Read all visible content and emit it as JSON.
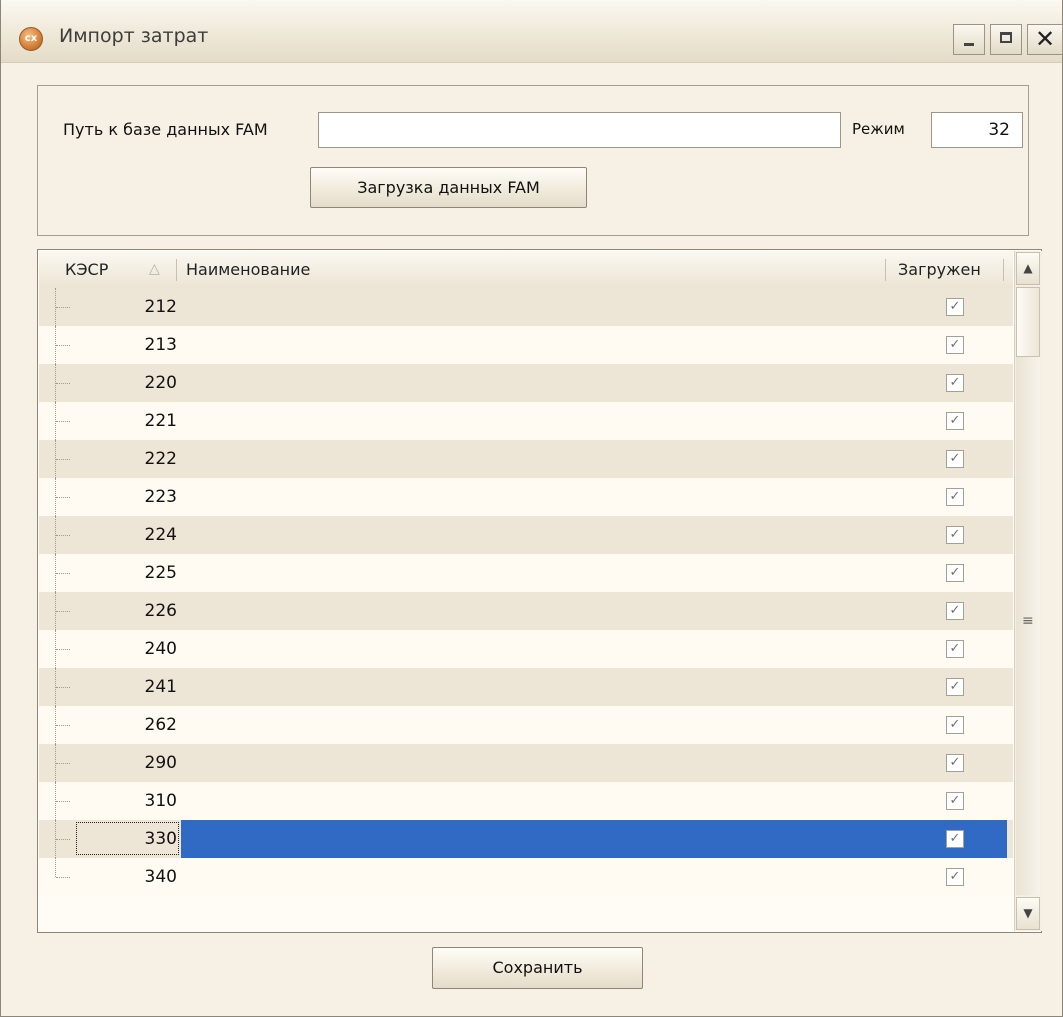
{
  "window": {
    "title": "Импорт затрат",
    "app_icon": "cx-app-icon"
  },
  "form": {
    "path_label": "Путь к базе данных FAM",
    "path_value": "",
    "mode_label": "Режим",
    "mode_value": "32",
    "load_button": "Загрузка данных FAM",
    "save_button": "Сохранить"
  },
  "grid": {
    "columns": [
      "КЭСР",
      "Наименование",
      "Загружен"
    ],
    "sort_indicator": "△",
    "rows": [
      {
        "code": "212",
        "name": "",
        "loaded": true
      },
      {
        "code": "213",
        "name": "",
        "loaded": true
      },
      {
        "code": "220",
        "name": "",
        "loaded": true
      },
      {
        "code": "221",
        "name": "",
        "loaded": true
      },
      {
        "code": "222",
        "name": "",
        "loaded": true
      },
      {
        "code": "223",
        "name": "",
        "loaded": true
      },
      {
        "code": "224",
        "name": "",
        "loaded": true
      },
      {
        "code": "225",
        "name": "",
        "loaded": true
      },
      {
        "code": "226",
        "name": "",
        "loaded": true
      },
      {
        "code": "240",
        "name": "",
        "loaded": true
      },
      {
        "code": "241",
        "name": "",
        "loaded": true
      },
      {
        "code": "262",
        "name": "",
        "loaded": true
      },
      {
        "code": "290",
        "name": "",
        "loaded": true
      },
      {
        "code": "310",
        "name": "",
        "loaded": true
      },
      {
        "code": "330",
        "name": "",
        "loaded": true,
        "selected": true
      },
      {
        "code": "340",
        "name": "",
        "loaded": true
      }
    ]
  },
  "colors": {
    "background": "#f6f1e4",
    "row_alt": "#ede6d6",
    "selection": "#316ac5"
  }
}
○ ○ ○ ○ ○ ○ ○
What is asked: Reproduce the records, all of them, word for word; omit the pictures.

Correct response:
Read all visible content and emit it as JSON.
{
  "window": {
    "title": "Импорт затрат",
    "app_icon": "cx-app-icon"
  },
  "form": {
    "path_label": "Путь к базе данных FAM",
    "path_value": "",
    "mode_label": "Режим",
    "mode_value": "32",
    "load_button": "Загрузка данных FAM",
    "save_button": "Сохранить"
  },
  "grid": {
    "columns": [
      "КЭСР",
      "Наименование",
      "Загружен"
    ],
    "sort_indicator": "△",
    "rows": [
      {
        "code": "212",
        "name": "",
        "loaded": true
      },
      {
        "code": "213",
        "name": "",
        "loaded": true
      },
      {
        "code": "220",
        "name": "",
        "loaded": true
      },
      {
        "code": "221",
        "name": "",
        "loaded": true
      },
      {
        "code": "222",
        "name": "",
        "loaded": true
      },
      {
        "code": "223",
        "name": "",
        "loaded": true
      },
      {
        "code": "224",
        "name": "",
        "loaded": true
      },
      {
        "code": "225",
        "name": "",
        "loaded": true
      },
      {
        "code": "226",
        "name": "",
        "loaded": true
      },
      {
        "code": "240",
        "name": "",
        "loaded": true
      },
      {
        "code": "241",
        "name": "",
        "loaded": true
      },
      {
        "code": "262",
        "name": "",
        "loaded": true
      },
      {
        "code": "290",
        "name": "",
        "loaded": true
      },
      {
        "code": "310",
        "name": "",
        "loaded": true
      },
      {
        "code": "330",
        "name": "",
        "loaded": true,
        "selected": true
      },
      {
        "code": "340",
        "name": "",
        "loaded": true
      }
    ]
  },
  "colors": {
    "background": "#f6f1e4",
    "row_alt": "#ede6d6",
    "selection": "#316ac5"
  }
}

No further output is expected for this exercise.